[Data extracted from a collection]
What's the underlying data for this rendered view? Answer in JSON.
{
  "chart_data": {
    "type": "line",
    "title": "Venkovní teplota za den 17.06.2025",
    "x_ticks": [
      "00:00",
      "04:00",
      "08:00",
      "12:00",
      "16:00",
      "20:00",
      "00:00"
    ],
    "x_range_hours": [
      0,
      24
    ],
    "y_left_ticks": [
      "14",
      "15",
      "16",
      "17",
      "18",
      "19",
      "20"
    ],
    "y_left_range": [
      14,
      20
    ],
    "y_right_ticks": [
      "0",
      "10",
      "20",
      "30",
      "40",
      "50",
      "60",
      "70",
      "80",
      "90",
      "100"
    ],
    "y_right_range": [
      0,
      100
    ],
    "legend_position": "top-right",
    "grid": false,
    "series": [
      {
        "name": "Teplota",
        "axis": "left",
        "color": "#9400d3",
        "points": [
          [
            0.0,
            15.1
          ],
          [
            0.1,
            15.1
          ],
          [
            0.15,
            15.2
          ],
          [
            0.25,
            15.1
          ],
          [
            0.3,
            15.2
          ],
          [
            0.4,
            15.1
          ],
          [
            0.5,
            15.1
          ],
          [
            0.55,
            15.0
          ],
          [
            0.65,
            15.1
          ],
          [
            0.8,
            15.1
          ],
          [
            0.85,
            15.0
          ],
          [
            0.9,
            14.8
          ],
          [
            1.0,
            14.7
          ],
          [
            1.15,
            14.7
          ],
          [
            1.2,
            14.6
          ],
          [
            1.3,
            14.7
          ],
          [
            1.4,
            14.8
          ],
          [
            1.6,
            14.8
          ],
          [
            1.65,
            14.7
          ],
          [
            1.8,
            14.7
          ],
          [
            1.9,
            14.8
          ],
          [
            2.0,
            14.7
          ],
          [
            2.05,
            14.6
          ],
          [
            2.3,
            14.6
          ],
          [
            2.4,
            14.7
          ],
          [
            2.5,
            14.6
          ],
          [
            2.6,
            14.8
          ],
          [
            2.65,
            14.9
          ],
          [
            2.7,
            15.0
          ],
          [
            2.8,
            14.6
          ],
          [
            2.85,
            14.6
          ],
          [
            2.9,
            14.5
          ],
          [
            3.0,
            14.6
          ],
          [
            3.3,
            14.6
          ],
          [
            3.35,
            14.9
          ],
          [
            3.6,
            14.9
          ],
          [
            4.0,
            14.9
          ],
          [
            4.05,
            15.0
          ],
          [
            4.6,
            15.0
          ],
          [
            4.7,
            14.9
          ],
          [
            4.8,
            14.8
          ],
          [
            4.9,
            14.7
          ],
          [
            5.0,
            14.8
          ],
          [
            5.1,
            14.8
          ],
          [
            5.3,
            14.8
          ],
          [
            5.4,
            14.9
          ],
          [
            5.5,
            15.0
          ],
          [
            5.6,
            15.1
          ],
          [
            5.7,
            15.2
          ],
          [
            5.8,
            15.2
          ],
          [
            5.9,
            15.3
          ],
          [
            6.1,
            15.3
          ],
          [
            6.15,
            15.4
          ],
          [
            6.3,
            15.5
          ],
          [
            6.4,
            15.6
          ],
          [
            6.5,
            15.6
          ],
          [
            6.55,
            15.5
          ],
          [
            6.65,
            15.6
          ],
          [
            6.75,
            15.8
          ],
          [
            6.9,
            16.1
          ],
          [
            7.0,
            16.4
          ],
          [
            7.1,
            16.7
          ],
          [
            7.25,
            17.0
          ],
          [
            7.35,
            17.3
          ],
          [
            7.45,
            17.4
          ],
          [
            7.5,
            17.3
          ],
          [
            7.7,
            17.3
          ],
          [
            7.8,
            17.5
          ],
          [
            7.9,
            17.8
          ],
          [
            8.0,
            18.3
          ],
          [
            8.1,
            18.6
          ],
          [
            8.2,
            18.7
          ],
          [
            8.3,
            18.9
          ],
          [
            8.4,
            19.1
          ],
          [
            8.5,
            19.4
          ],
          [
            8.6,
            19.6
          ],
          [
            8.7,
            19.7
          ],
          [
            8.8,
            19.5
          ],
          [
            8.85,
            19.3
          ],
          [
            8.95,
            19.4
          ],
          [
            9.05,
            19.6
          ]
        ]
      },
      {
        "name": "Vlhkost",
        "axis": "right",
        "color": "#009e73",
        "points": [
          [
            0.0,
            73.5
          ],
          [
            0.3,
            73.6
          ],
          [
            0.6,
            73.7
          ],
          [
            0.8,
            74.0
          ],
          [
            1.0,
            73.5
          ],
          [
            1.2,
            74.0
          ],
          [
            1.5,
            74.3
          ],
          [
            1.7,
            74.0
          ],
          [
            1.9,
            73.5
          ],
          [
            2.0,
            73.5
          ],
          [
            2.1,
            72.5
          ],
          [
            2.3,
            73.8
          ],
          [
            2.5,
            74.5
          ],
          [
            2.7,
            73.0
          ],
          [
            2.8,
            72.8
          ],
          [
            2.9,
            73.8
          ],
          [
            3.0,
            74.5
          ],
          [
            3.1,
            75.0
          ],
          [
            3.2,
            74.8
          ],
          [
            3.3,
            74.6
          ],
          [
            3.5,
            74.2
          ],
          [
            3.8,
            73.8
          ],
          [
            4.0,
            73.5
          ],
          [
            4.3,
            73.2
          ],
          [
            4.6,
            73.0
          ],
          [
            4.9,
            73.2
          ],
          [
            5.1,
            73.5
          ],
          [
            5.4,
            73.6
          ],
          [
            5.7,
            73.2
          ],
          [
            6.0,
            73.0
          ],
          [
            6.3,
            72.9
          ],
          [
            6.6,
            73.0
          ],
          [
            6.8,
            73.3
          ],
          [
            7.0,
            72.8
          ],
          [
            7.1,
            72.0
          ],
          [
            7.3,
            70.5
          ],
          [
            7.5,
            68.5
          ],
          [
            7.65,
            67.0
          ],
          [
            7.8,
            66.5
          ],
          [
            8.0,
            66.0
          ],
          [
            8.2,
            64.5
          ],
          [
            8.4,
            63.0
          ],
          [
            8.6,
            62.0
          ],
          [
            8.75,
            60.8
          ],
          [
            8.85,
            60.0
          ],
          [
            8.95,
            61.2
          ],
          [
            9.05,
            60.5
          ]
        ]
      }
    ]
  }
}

Challenge: Extract the data in full. Keep it word for word.

Solution for this problem:
What's the underlying data for this rendered view? Answer in JSON.
{
  "chart_data": {
    "type": "line",
    "title": "Venkovní teplota za den 17.06.2025",
    "x_ticks": [
      "00:00",
      "04:00",
      "08:00",
      "12:00",
      "16:00",
      "20:00",
      "00:00"
    ],
    "x_range_hours": [
      0,
      24
    ],
    "y_left_ticks": [
      "14",
      "15",
      "16",
      "17",
      "18",
      "19",
      "20"
    ],
    "y_left_range": [
      14,
      20
    ],
    "y_right_ticks": [
      "0",
      "10",
      "20",
      "30",
      "40",
      "50",
      "60",
      "70",
      "80",
      "90",
      "100"
    ],
    "y_right_range": [
      0,
      100
    ],
    "legend_position": "top-right",
    "grid": false,
    "series": [
      {
        "name": "Teplota",
        "axis": "left",
        "color": "#9400d3",
        "points": [
          [
            0.0,
            15.1
          ],
          [
            0.1,
            15.1
          ],
          [
            0.15,
            15.2
          ],
          [
            0.25,
            15.1
          ],
          [
            0.3,
            15.2
          ],
          [
            0.4,
            15.1
          ],
          [
            0.5,
            15.1
          ],
          [
            0.55,
            15.0
          ],
          [
            0.65,
            15.1
          ],
          [
            0.8,
            15.1
          ],
          [
            0.85,
            15.0
          ],
          [
            0.9,
            14.8
          ],
          [
            1.0,
            14.7
          ],
          [
            1.15,
            14.7
          ],
          [
            1.2,
            14.6
          ],
          [
            1.3,
            14.7
          ],
          [
            1.4,
            14.8
          ],
          [
            1.6,
            14.8
          ],
          [
            1.65,
            14.7
          ],
          [
            1.8,
            14.7
          ],
          [
            1.9,
            14.8
          ],
          [
            2.0,
            14.7
          ],
          [
            2.05,
            14.6
          ],
          [
            2.3,
            14.6
          ],
          [
            2.4,
            14.7
          ],
          [
            2.5,
            14.6
          ],
          [
            2.6,
            14.8
          ],
          [
            2.65,
            14.9
          ],
          [
            2.7,
            15.0
          ],
          [
            2.8,
            14.6
          ],
          [
            2.85,
            14.6
          ],
          [
            2.9,
            14.5
          ],
          [
            3.0,
            14.6
          ],
          [
            3.3,
            14.6
          ],
          [
            3.35,
            14.9
          ],
          [
            3.6,
            14.9
          ],
          [
            4.0,
            14.9
          ],
          [
            4.05,
            15.0
          ],
          [
            4.6,
            15.0
          ],
          [
            4.7,
            14.9
          ],
          [
            4.8,
            14.8
          ],
          [
            4.9,
            14.7
          ],
          [
            5.0,
            14.8
          ],
          [
            5.1,
            14.8
          ],
          [
            5.3,
            14.8
          ],
          [
            5.4,
            14.9
          ],
          [
            5.5,
            15.0
          ],
          [
            5.6,
            15.1
          ],
          [
            5.7,
            15.2
          ],
          [
            5.8,
            15.2
          ],
          [
            5.9,
            15.3
          ],
          [
            6.1,
            15.3
          ],
          [
            6.15,
            15.4
          ],
          [
            6.3,
            15.5
          ],
          [
            6.4,
            15.6
          ],
          [
            6.5,
            15.6
          ],
          [
            6.55,
            15.5
          ],
          [
            6.65,
            15.6
          ],
          [
            6.75,
            15.8
          ],
          [
            6.9,
            16.1
          ],
          [
            7.0,
            16.4
          ],
          [
            7.1,
            16.7
          ],
          [
            7.25,
            17.0
          ],
          [
            7.35,
            17.3
          ],
          [
            7.45,
            17.4
          ],
          [
            7.5,
            17.3
          ],
          [
            7.7,
            17.3
          ],
          [
            7.8,
            17.5
          ],
          [
            7.9,
            17.8
          ],
          [
            8.0,
            18.3
          ],
          [
            8.1,
            18.6
          ],
          [
            8.2,
            18.7
          ],
          [
            8.3,
            18.9
          ],
          [
            8.4,
            19.1
          ],
          [
            8.5,
            19.4
          ],
          [
            8.6,
            19.6
          ],
          [
            8.7,
            19.7
          ],
          [
            8.8,
            19.5
          ],
          [
            8.85,
            19.3
          ],
          [
            8.95,
            19.4
          ],
          [
            9.05,
            19.6
          ]
        ]
      },
      {
        "name": "Vlhkost",
        "axis": "right",
        "color": "#009e73",
        "points": [
          [
            0.0,
            73.5
          ],
          [
            0.3,
            73.6
          ],
          [
            0.6,
            73.7
          ],
          [
            0.8,
            74.0
          ],
          [
            1.0,
            73.5
          ],
          [
            1.2,
            74.0
          ],
          [
            1.5,
            74.3
          ],
          [
            1.7,
            74.0
          ],
          [
            1.9,
            73.5
          ],
          [
            2.0,
            73.5
          ],
          [
            2.1,
            72.5
          ],
          [
            2.3,
            73.8
          ],
          [
            2.5,
            74.5
          ],
          [
            2.7,
            73.0
          ],
          [
            2.8,
            72.8
          ],
          [
            2.9,
            73.8
          ],
          [
            3.0,
            74.5
          ],
          [
            3.1,
            75.0
          ],
          [
            3.2,
            74.8
          ],
          [
            3.3,
            74.6
          ],
          [
            3.5,
            74.2
          ],
          [
            3.8,
            73.8
          ],
          [
            4.0,
            73.5
          ],
          [
            4.3,
            73.2
          ],
          [
            4.6,
            73.0
          ],
          [
            4.9,
            73.2
          ],
          [
            5.1,
            73.5
          ],
          [
            5.4,
            73.6
          ],
          [
            5.7,
            73.2
          ],
          [
            6.0,
            73.0
          ],
          [
            6.3,
            72.9
          ],
          [
            6.6,
            73.0
          ],
          [
            6.8,
            73.3
          ],
          [
            7.0,
            72.8
          ],
          [
            7.1,
            72.0
          ],
          [
            7.3,
            70.5
          ],
          [
            7.5,
            68.5
          ],
          [
            7.65,
            67.0
          ],
          [
            7.8,
            66.5
          ],
          [
            8.0,
            66.0
          ],
          [
            8.2,
            64.5
          ],
          [
            8.4,
            63.0
          ],
          [
            8.6,
            62.0
          ],
          [
            8.75,
            60.8
          ],
          [
            8.85,
            60.0
          ],
          [
            8.95,
            61.2
          ],
          [
            9.05,
            60.5
          ]
        ]
      }
    ]
  }
}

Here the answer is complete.